▸ WRITTEN REQUEST: For every line in the data below that contains "this", copy the line.

▸ AVAILABLE DATA:

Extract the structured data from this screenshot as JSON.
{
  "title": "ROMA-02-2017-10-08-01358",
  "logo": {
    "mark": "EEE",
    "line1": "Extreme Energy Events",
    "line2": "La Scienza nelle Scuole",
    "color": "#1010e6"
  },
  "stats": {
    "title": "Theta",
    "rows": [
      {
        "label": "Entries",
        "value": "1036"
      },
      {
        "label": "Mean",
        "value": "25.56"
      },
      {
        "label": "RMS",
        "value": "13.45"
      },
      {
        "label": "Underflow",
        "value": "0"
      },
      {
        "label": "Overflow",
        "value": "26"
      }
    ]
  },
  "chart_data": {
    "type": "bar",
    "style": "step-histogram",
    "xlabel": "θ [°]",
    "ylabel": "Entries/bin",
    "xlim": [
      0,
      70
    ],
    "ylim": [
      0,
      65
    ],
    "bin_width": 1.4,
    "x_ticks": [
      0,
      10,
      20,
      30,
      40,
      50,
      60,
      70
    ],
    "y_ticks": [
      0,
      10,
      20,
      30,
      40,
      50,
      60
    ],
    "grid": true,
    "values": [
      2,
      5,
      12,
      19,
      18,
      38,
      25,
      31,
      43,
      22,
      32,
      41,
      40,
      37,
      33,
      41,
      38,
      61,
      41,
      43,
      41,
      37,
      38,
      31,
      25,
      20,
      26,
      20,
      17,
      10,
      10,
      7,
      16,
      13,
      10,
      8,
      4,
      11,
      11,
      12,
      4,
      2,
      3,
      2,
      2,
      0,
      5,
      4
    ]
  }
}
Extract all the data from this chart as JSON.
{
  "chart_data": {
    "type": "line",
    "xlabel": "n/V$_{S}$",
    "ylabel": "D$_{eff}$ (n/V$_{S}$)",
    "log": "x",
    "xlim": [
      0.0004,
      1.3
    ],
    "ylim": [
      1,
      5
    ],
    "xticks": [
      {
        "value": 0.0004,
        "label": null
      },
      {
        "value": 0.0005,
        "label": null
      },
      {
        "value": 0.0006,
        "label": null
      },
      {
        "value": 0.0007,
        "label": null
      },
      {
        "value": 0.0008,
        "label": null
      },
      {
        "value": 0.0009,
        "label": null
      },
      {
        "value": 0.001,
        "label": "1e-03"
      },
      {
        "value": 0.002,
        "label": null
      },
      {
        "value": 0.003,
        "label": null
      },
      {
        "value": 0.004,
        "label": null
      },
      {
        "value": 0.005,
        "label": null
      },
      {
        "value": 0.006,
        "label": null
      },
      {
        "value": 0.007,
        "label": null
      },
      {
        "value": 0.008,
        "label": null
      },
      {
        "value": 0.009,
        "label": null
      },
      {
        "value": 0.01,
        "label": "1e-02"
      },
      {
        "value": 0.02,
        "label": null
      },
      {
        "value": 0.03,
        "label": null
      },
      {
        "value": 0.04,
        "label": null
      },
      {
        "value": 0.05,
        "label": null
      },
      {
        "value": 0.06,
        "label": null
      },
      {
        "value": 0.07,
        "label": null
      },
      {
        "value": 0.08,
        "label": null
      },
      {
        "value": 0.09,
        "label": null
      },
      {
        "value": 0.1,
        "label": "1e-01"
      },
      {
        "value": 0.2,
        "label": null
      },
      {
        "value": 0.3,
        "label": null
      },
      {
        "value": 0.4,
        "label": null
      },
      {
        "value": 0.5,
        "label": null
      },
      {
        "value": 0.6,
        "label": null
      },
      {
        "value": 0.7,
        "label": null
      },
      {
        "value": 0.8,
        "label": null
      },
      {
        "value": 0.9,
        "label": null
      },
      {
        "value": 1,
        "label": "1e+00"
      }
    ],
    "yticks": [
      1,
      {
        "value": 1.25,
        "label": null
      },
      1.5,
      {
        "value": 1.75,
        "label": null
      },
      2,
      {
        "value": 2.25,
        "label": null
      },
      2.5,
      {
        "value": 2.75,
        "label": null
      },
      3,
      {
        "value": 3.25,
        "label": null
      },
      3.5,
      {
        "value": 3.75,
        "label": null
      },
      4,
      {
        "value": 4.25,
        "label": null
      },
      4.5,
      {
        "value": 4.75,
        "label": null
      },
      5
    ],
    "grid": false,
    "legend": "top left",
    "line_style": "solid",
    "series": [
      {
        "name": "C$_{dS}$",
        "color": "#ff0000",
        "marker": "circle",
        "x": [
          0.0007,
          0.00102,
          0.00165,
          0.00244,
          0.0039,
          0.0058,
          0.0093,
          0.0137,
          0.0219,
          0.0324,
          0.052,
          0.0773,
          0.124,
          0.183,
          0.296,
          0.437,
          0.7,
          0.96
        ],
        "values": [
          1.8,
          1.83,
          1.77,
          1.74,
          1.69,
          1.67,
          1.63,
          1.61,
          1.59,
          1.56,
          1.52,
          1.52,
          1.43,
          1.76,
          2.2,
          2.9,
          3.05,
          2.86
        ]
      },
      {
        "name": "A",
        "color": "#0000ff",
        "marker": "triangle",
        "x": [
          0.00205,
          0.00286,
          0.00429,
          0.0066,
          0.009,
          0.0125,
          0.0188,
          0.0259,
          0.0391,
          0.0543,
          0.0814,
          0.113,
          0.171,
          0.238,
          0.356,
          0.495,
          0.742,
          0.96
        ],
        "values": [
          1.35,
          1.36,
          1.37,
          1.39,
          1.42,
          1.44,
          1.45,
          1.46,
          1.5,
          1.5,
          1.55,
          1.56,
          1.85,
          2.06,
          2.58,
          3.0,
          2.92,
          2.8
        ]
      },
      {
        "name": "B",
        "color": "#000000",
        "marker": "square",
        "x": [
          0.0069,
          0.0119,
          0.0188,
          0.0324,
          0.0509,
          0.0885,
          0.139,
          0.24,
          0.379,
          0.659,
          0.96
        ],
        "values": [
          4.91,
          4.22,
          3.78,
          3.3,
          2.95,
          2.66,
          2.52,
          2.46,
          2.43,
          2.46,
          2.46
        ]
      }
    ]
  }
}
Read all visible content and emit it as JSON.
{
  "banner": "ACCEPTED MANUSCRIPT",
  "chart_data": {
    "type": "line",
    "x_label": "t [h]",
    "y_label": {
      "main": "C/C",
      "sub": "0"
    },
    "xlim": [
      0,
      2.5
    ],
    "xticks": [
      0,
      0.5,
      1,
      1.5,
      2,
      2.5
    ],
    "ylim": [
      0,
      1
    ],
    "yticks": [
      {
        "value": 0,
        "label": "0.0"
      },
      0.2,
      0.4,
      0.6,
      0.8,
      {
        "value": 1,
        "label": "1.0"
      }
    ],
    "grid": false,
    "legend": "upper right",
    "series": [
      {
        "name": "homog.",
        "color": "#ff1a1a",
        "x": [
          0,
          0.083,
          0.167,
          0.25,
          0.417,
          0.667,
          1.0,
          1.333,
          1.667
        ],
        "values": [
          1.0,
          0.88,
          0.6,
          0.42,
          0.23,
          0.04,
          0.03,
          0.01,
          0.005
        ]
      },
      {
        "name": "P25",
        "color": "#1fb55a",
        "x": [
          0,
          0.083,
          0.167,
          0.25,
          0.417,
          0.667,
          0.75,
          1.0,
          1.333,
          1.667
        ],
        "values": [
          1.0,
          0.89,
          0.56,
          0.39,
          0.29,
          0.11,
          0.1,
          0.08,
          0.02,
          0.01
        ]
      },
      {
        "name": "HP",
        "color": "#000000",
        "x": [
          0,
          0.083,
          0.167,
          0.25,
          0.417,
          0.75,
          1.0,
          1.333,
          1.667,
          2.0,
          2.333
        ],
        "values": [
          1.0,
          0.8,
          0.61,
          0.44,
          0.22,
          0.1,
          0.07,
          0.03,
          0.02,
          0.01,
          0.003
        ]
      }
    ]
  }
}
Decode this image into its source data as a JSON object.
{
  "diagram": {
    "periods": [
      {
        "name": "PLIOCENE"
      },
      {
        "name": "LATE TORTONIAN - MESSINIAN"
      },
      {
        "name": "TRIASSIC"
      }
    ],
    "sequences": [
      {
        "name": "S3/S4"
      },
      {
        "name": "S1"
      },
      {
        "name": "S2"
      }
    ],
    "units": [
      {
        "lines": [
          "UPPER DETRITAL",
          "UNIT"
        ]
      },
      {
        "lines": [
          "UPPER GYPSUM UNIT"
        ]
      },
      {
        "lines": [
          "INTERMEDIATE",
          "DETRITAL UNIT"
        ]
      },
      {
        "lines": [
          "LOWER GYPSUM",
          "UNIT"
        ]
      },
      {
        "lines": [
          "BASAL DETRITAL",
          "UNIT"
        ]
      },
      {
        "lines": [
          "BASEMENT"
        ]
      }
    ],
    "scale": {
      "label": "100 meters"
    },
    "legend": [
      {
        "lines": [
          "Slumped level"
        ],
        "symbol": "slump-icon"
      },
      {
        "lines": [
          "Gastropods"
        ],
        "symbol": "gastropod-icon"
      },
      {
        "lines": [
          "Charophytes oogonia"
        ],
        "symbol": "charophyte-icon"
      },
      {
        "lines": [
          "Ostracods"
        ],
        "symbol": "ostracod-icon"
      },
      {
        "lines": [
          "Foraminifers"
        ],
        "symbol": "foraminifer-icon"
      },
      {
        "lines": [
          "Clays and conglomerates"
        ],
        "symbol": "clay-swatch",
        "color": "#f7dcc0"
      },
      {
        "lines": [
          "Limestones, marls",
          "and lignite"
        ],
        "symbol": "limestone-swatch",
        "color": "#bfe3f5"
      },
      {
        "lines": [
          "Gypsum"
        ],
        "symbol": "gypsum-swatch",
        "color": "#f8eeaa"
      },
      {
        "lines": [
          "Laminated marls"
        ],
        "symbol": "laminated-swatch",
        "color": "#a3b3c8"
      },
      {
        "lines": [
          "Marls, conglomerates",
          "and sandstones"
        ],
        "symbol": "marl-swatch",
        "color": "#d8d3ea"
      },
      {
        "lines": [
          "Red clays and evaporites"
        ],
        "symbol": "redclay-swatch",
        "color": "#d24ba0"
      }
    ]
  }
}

▸ EXERCISE ANSWER:
Extract the structured data from this screenshot as JSON.
Extract all the data from this chart as JSON.
Decode this image into its source data as a JSON object.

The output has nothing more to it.